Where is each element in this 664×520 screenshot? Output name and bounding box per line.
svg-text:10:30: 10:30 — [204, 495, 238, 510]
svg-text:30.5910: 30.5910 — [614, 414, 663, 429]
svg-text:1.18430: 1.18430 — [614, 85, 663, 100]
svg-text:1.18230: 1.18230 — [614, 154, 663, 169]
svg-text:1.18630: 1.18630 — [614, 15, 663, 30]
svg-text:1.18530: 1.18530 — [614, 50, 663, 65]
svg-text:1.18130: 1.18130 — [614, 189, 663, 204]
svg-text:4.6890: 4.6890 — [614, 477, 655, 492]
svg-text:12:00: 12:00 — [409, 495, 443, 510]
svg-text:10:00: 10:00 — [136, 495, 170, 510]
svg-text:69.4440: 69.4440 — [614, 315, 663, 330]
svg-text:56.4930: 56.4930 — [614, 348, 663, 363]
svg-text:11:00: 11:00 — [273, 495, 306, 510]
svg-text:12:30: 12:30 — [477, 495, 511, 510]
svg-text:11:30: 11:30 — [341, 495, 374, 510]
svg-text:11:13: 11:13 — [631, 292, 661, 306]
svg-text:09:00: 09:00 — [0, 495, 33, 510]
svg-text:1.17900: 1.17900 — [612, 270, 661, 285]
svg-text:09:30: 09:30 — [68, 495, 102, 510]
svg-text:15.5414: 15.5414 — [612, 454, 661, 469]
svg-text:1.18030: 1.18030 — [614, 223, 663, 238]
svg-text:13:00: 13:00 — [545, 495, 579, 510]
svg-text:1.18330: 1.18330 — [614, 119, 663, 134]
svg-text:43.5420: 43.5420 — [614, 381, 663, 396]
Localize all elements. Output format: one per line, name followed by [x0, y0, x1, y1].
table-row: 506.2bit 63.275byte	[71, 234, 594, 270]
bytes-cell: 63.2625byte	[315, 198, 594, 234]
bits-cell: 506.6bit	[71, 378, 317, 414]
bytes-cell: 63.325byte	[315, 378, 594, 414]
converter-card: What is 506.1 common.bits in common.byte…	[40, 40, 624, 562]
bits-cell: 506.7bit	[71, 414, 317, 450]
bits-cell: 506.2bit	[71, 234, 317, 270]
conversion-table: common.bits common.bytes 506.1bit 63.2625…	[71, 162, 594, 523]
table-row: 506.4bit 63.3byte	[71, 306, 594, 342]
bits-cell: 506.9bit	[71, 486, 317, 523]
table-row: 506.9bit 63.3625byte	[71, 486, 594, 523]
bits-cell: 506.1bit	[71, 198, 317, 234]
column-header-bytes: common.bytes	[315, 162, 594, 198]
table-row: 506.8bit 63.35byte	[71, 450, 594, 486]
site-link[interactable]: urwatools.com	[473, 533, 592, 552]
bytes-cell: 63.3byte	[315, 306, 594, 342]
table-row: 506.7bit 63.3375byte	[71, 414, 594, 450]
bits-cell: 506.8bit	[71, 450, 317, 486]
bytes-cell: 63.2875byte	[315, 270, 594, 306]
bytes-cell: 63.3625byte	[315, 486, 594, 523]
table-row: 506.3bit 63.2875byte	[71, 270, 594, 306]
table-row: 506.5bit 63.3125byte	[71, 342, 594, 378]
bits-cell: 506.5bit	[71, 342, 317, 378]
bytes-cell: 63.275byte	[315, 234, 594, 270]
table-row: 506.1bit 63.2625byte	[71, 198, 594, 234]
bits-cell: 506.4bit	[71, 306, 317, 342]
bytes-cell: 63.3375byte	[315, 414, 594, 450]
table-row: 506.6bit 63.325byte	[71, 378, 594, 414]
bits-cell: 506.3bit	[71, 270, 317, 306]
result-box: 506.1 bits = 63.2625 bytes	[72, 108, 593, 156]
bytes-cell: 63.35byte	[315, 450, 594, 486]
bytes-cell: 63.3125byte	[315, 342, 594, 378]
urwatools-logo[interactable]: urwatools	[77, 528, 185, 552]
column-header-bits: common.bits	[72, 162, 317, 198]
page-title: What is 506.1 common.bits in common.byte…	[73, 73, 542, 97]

++++

Pull every line of the material above out verbatim, keeping the same order and leaving nothing out or altered.

* [RESPONSE TO THIS TASK]:
Where is each element in this 664×520 screenshot? Output name and bounding box per line.
svg-text:10:30: 10:30 — [204, 495, 238, 510]
svg-text:30.5910: 30.5910 — [614, 414, 663, 429]
svg-text:1.18430: 1.18430 — [614, 85, 663, 100]
svg-text:1.18230: 1.18230 — [614, 154, 663, 169]
svg-text:1.18630: 1.18630 — [614, 15, 663, 30]
svg-text:1.18530: 1.18530 — [614, 50, 663, 65]
svg-text:1.18130: 1.18130 — [614, 189, 663, 204]
svg-text:4.6890: 4.6890 — [614, 477, 655, 492]
svg-text:12:00: 12:00 — [409, 495, 443, 510]
svg-text:10:00: 10:00 — [136, 495, 170, 510]
svg-text:69.4440: 69.4440 — [614, 315, 663, 330]
svg-text:56.4930: 56.4930 — [614, 348, 663, 363]
svg-text:11:00: 11:00 — [273, 495, 306, 510]
svg-text:12:30: 12:30 — [477, 495, 511, 510]
svg-text:11:30: 11:30 — [341, 495, 374, 510]
svg-text:11:13: 11:13 — [631, 292, 661, 306]
svg-text:09:00: 09:00 — [0, 495, 33, 510]
svg-text:1.17900: 1.17900 — [612, 270, 661, 285]
svg-text:09:30: 09:30 — [68, 495, 102, 510]
svg-text:15.5414: 15.5414 — [612, 454, 661, 469]
svg-text:1.18030: 1.18030 — [614, 223, 663, 238]
svg-text:13:00: 13:00 — [545, 495, 579, 510]
svg-text:1.18330: 1.18330 — [614, 119, 663, 134]
svg-text:43.5420: 43.5420 — [614, 381, 663, 396]
Localize all elements. Output format: one per line, name followed by [x0, y0, x1, y1].
table-row: 506.2bit 63.275byte	[71, 234, 594, 270]
bytes-cell: 63.2625byte	[315, 198, 594, 234]
bits-cell: 506.6bit	[71, 378, 317, 414]
bytes-cell: 63.325byte	[315, 378, 594, 414]
converter-card: What is 506.1 common.bits in common.byte…	[40, 40, 624, 562]
bits-cell: 506.7bit	[71, 414, 317, 450]
bits-cell: 506.2bit	[71, 234, 317, 270]
conversion-table: common.bits common.bytes 506.1bit 63.2625…	[71, 162, 594, 523]
table-row: 506.4bit 63.3byte	[71, 306, 594, 342]
bits-cell: 506.9bit	[71, 486, 317, 523]
table-row: 506.9bit 63.3625byte	[71, 486, 594, 523]
bits-cell: 506.1bit	[71, 198, 317, 234]
column-header-bytes: common.bytes	[315, 162, 594, 198]
table-row: 506.8bit 63.35byte	[71, 450, 594, 486]
site-link[interactable]: urwatools.com	[473, 533, 592, 552]
bytes-cell: 63.3byte	[315, 306, 594, 342]
table-row: 506.7bit 63.3375byte	[71, 414, 594, 450]
bits-cell: 506.8bit	[71, 450, 317, 486]
bytes-cell: 63.2875byte	[315, 270, 594, 306]
bytes-cell: 63.3625byte	[315, 486, 594, 523]
table-row: 506.3bit 63.2875byte	[71, 270, 594, 306]
table-row: 506.5bit 63.3125byte	[71, 342, 594, 378]
bits-cell: 506.5bit	[71, 342, 317, 378]
bytes-cell: 63.275byte	[315, 234, 594, 270]
table-row: 506.1bit 63.2625byte	[71, 198, 594, 234]
bits-cell: 506.4bit	[71, 306, 317, 342]
bytes-cell: 63.3375byte	[315, 414, 594, 450]
table-row: 506.6bit 63.325byte	[71, 378, 594, 414]
bits-cell: 506.3bit	[71, 270, 317, 306]
result-box: 506.1 bits = 63.2625 bytes	[72, 108, 593, 156]
bytes-cell: 63.35byte	[315, 450, 594, 486]
bytes-cell: 63.3125byte	[315, 342, 594, 378]
urwatools-logo[interactable]: urwatools	[77, 528, 185, 552]
column-header-bits: common.bits	[72, 162, 317, 198]
page-title: What is 506.1 common.bits in common.byte…	[73, 73, 542, 97]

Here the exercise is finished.